* **What to produce**
Within the entries below, find every line that has the string "determined", then copy it.

* **Data to use**
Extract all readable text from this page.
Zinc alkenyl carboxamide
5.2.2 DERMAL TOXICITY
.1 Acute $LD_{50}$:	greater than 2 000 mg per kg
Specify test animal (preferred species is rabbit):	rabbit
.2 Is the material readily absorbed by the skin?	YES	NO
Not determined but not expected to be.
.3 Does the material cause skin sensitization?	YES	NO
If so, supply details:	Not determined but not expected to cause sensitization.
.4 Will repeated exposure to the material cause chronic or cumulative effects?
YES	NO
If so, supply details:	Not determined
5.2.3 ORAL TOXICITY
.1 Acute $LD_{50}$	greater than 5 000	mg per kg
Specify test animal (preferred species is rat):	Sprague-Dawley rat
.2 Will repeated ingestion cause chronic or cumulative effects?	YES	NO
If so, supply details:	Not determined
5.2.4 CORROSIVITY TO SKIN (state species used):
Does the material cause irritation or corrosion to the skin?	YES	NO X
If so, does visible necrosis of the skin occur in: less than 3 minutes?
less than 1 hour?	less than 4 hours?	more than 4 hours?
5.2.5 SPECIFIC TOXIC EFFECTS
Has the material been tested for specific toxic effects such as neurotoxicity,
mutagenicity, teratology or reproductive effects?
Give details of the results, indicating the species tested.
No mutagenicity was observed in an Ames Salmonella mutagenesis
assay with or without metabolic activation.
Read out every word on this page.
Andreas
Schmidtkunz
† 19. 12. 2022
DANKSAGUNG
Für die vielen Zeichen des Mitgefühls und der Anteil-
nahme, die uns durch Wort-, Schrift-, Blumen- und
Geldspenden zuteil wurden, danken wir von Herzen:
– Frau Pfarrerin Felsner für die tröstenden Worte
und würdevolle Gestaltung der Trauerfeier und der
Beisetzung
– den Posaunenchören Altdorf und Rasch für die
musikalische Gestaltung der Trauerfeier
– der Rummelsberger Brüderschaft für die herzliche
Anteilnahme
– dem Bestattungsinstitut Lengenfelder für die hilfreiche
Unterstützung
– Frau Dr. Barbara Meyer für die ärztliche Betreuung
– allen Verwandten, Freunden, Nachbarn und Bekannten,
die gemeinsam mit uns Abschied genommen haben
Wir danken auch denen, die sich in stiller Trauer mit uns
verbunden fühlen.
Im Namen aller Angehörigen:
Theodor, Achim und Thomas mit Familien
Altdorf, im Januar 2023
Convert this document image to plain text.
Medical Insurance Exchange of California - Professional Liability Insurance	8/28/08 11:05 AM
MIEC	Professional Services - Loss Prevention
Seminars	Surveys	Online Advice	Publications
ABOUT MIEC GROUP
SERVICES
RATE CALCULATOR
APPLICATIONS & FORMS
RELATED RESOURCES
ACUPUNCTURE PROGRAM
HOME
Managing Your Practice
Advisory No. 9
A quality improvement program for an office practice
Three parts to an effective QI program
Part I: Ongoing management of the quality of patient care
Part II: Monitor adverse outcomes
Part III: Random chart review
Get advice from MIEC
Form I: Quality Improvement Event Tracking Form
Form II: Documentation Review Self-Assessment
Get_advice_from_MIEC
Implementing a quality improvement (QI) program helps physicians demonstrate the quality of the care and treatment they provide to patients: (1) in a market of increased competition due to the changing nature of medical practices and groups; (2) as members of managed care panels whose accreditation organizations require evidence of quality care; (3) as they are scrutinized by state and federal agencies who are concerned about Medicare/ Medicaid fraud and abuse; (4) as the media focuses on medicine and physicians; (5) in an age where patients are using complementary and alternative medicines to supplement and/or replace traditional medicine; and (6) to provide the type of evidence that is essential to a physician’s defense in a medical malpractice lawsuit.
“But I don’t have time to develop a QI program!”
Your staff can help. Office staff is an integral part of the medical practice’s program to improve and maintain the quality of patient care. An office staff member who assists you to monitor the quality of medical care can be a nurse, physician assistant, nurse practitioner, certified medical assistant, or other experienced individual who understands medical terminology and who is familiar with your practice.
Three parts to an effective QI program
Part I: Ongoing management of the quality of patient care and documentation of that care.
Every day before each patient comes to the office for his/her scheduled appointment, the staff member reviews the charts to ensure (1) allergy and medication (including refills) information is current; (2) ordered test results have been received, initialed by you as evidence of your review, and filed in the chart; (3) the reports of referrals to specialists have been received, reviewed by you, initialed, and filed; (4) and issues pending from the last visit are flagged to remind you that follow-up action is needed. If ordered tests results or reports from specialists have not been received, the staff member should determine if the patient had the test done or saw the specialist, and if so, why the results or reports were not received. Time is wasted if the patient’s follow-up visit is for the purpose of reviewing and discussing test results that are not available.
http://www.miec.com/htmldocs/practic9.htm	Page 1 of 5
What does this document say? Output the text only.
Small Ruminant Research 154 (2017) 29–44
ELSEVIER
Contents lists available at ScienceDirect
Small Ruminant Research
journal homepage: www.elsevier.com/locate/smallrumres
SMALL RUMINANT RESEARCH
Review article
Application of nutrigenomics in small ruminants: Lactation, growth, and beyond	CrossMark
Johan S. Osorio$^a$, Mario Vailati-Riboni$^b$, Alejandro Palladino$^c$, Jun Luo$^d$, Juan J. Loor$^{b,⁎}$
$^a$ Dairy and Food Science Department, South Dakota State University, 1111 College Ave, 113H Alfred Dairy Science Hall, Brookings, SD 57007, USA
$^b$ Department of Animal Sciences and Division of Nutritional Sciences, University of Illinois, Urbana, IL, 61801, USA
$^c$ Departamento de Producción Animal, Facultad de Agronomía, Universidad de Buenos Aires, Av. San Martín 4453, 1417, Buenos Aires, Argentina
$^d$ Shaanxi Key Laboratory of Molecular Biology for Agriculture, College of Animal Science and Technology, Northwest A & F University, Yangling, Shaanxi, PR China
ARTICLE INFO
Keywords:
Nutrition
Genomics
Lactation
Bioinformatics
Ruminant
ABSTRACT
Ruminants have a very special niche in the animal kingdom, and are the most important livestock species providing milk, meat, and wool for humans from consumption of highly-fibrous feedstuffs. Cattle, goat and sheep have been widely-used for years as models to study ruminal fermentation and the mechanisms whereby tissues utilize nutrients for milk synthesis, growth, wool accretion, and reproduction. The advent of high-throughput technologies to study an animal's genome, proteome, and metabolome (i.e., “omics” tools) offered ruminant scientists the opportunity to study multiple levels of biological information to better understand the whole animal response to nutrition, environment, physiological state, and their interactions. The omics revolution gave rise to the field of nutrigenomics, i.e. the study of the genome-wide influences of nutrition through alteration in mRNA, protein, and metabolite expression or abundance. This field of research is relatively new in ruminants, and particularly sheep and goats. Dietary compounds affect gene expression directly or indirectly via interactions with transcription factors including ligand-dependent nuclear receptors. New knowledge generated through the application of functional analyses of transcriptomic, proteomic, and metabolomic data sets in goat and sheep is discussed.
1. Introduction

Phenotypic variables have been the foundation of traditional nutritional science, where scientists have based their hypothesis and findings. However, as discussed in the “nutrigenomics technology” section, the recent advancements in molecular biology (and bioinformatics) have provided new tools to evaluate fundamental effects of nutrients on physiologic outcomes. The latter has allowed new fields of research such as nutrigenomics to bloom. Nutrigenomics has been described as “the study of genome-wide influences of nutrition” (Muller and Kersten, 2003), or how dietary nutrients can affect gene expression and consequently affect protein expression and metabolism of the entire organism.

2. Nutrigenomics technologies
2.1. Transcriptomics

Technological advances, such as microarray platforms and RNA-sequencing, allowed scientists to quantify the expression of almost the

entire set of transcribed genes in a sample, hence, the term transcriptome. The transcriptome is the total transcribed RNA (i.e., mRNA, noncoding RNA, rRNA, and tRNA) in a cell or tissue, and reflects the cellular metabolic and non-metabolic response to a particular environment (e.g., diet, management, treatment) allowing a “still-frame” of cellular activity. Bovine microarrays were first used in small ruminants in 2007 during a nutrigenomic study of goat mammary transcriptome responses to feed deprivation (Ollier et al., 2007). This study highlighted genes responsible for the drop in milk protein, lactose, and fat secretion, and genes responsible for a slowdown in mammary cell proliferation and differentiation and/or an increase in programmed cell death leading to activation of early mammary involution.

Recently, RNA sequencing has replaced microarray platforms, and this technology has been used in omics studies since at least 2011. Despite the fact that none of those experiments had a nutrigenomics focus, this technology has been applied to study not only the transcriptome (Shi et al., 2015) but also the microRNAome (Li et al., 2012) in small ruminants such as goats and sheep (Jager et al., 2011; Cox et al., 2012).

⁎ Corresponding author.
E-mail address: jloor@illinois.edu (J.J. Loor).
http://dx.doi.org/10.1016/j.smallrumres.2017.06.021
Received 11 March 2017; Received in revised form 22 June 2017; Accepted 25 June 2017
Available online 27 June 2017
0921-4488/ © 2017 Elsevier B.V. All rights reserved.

* **Result for this exercise**
Not determined but not expected to be.
If so, supply details:	Not determined but not expected to cause sensitization.
If so, supply details:	Not determined
If so, supply details:	Not determined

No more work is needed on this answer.